Lines of data:
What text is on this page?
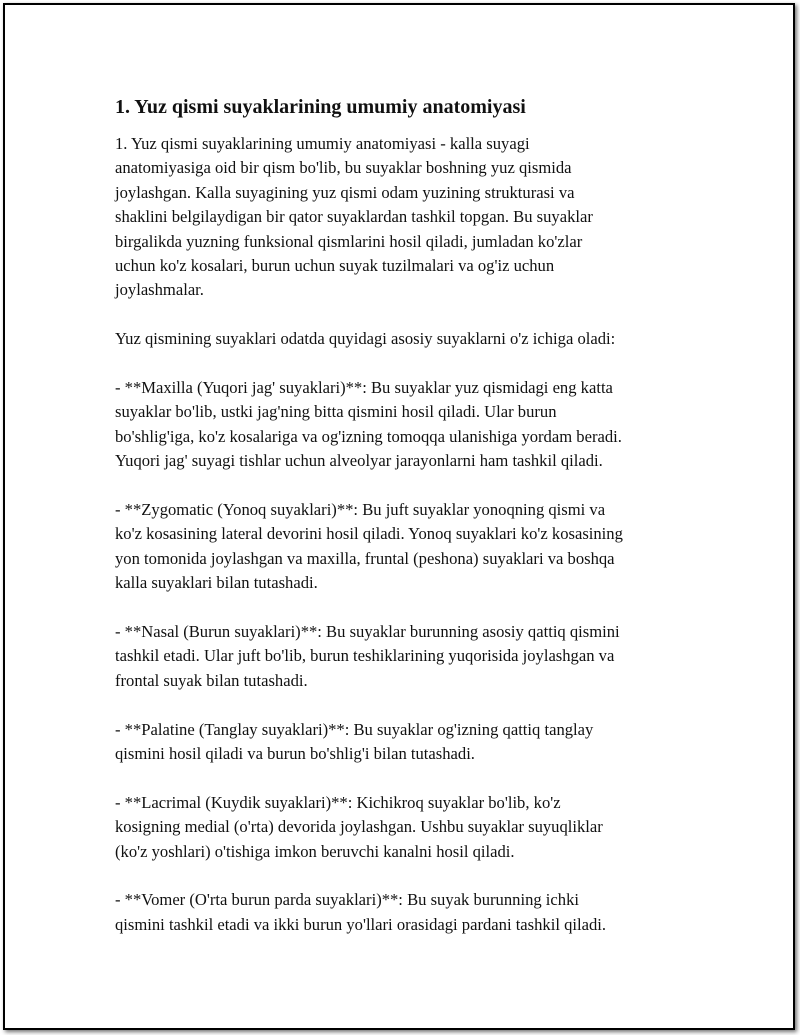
1. Yuz qismi suyaklarining umumiy anatomiyasi

1. Yuz qismi suyaklarining umumiy anatomiyasi - kalla suyagi
anatomiyasiga oid bir qism bo'lib, bu suyaklar boshning yuz qismida
joylashgan. Kalla suyagining yuz qismi odam yuzining strukturasi va
shaklini belgilaydigan bir qator suyaklardan tashkil topgan. Bu suyaklar
birgalikda yuzning funksional qismlarini hosil qiladi, jumladan ko'zlar
uchun ko'z kosalari, burun uchun suyak tuzilmalari va og'iz uchun
joylashmalar.

Yuz qismining suyaklari odatda quyidagi asosiy suyaklarni o'z ichiga oladi:

- **Maxilla (Yuqori jag' suyaklari)**: Bu suyaklar yuz qismidagi eng katta
suyaklar bo'lib, ustki jag'ning bitta qismini hosil qiladi. Ular burun
bo'shlig'iga, ko'z kosalariga va og'izning tomoqqa ulanishiga yordam beradi.
Yuqori jag' suyagi tishlar uchun alveolyar jarayonlarni ham tashkil qiladi.

- **Zygomatic (Yonoq suyaklari)**: Bu juft suyaklar yonoqning qismi va
ko'z kosasining lateral devorini hosil qiladi. Yonoq suyaklari ko'z kosasining
yon tomonida joylashgan va maxilla, fruntal (peshona) suyaklari va boshqa
kalla suyaklari bilan tutashadi.

- **Nasal (Burun suyaklari)**: Bu suyaklar burunning asosiy qattiq qismini
tashkil etadi. Ular juft bo'lib, burun teshiklarining yuqorisida joylashgan va
frontal suyak bilan tutashadi.

- **Palatine (Tanglay suyaklari)**: Bu suyaklar og'izning qattiq tanglay
qismini hosil qiladi va burun bo'shlig'i bilan tutashadi.

- **Lacrimal (Kuydik suyaklari)**: Kichikroq suyaklar bo'lib, ko'z
kosigning medial (o'rta) devorida joylashgan. Ushbu suyaklar suyuqliklar
(ko'z yoshlari) o'tishiga imkon beruvchi kanalni hosil qiladi.

- **Vomer (O'rta burun parda suyaklari)**: Bu suyak burunning ichki
qismini tashkil etadi va ikki burun yo'llari orasidagi pardani tashkil qiladi.
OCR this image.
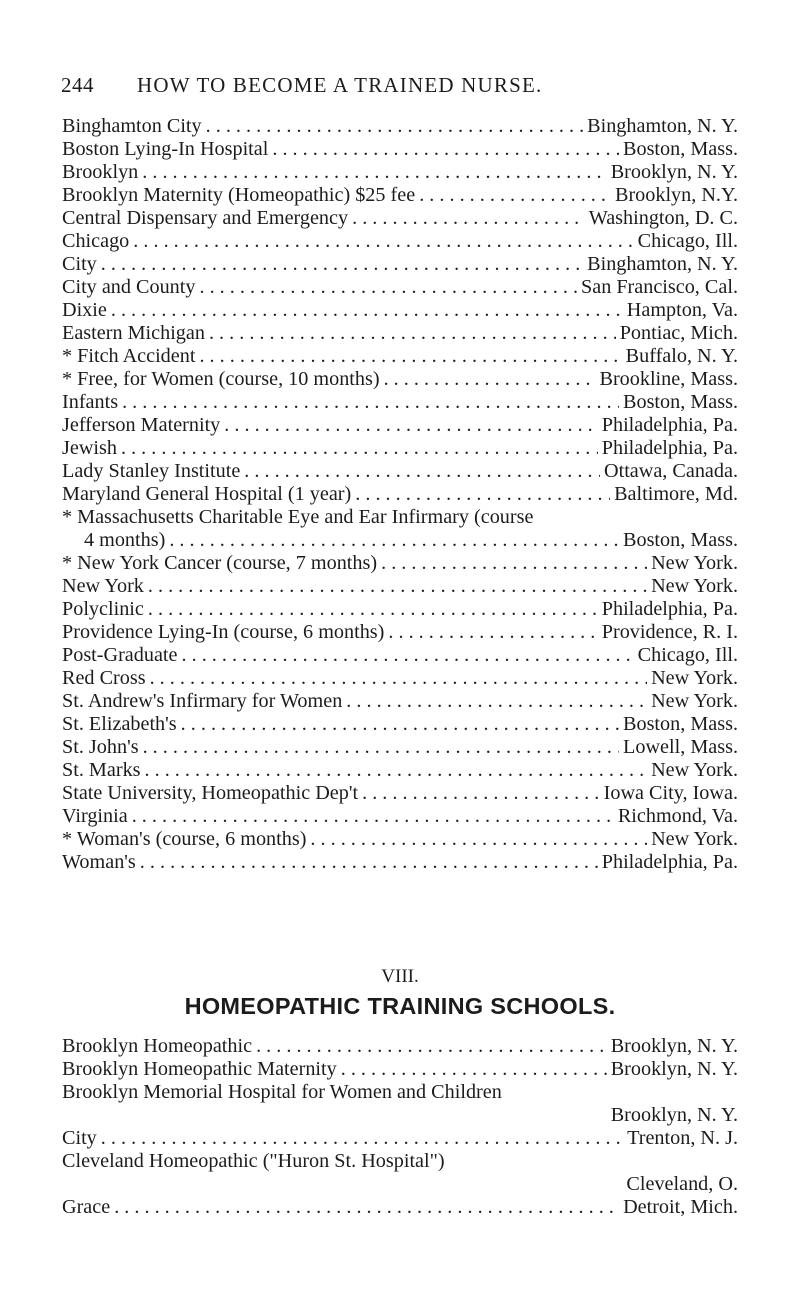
244 HOW TO BECOME A TRAINED NURSE.
Binghamton City . . .	Binghamton, N. Y.
Boston Lying-In Hospital . . .	Boston, Mass.
Brooklyn . . .	Brooklyn, N. Y.
Brooklyn Maternity (Homeopathic) $25 fee . . .	Brooklyn, N.Y.
Central Dispensary and Emergency . . .	Washington, D. C.
Chicago . . .	Chicago, Ill.
City . . .	Binghamton, N. Y.
City and County . . .	San Francisco, Cal.
Dixie . . .	Hampton, Va.
Eastern Michigan . . .	Pontiac, Mich.
* Fitch Accident . . .	Buffalo, N. Y.
* Free, for Women (course, 10 months) . . .	Brookline, Mass.
Infants . . .	Boston, Mass.
Jefferson Maternity . . .	Philadelphia, Pa.
Jewish . . .	Philadelphia, Pa.
Lady Stanley Institute . . .	Ottawa, Canada.
Maryland General Hospital (1 year) . . .	Baltimore, Md.
* Massachusetts Charitable Eye and Ear Infirmary (course
4 months) . . .	Boston, Mass.
* New York Cancer (course, 7 months) . . .	New York.
New York . . .	New York.
Polyclinic . . .	Philadelphia, Pa.
Providence Lying-In (course, 6 months) . . .	Providence, R. I.
Post-Graduate . . .	Chicago, Ill.
Red Cross . . .	New York.
St. Andrew's Infirmary for Women . . .	New York.
St. Elizabeth's . . .	Boston, Mass.
St. John's . . .	Lowell, Mass.
St. Marks . . .	New York.
State University, Homeopathic Dep't . . .	Iowa City, Iowa.
Virginia . . .	Richmond, Va.
* Woman's (course, 6 months) . . .	New York.
Woman's . . .	Philadelphia, Pa.
VIII.
HOMEOPATHIC TRAINING SCHOOLS.
Brooklyn Homeopathic . . .	Brooklyn, N. Y.
Brooklyn Homeopathic Maternity . . .	Brooklyn, N. Y.
Brooklyn Memorial Hospital for Women and Children
Brooklyn, N. Y.
City . . .	Trenton, N. J.
Cleveland Homeopathic ("Huron St. Hospital")
Cleveland, O.
Grace . . .	Detroit, Mich.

§ **Challenge**
Looking at the records above, count the lines where the word "Maternity" appears. State only the number.

§ **Finished answer**
3